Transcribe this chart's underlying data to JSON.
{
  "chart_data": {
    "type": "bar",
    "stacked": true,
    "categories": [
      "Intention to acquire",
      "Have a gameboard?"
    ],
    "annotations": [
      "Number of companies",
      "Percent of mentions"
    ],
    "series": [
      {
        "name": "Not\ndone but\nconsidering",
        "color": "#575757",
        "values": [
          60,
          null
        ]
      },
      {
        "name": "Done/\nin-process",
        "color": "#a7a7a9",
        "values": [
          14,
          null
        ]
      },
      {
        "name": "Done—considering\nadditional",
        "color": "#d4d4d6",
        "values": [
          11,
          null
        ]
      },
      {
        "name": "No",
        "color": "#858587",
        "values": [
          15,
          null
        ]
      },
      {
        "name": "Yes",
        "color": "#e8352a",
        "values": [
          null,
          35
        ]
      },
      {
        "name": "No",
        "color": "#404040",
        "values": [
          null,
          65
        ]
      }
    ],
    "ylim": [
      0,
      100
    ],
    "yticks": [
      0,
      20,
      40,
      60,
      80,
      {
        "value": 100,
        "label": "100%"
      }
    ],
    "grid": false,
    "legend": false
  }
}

● Task brief:
Would you restate each of the entries word for word?

● Response to this exercise:
Transcribe this chart's underlying data to JSON.
{
  "chart_data": {
    "type": "bar",
    "stacked": true,
    "categories": [
      "Intention to acquire",
      "Have a gameboard?"
    ],
    "annotations": [
      "Number of companies",
      "Percent of mentions"
    ],
    "series": [
      {
        "name": "Not\ndone but\nconsidering",
        "color": "#575757",
        "values": [
          60,
          null
        ]
      },
      {
        "name": "Done/\nin-process",
        "color": "#a7a7a9",
        "values": [
          14,
          null
        ]
      },
      {
        "name": "Done—considering\nadditional",
        "color": "#d4d4d6",
        "values": [
          11,
          null
        ]
      },
      {
        "name": "No",
        "color": "#858587",
        "values": [
          15,
          null
        ]
      },
      {
        "name": "Yes",
        "color": "#e8352a",
        "values": [
          null,
          35
        ]
      },
      {
        "name": "No",
        "color": "#404040",
        "values": [
          null,
          65
        ]
      }
    ],
    "ylim": [
      0,
      100
    ],
    "yticks": [
      0,
      20,
      40,
      60,
      80,
      {
        "value": 100,
        "label": "100%"
      }
    ],
    "grid": false,
    "legend": false
  }
}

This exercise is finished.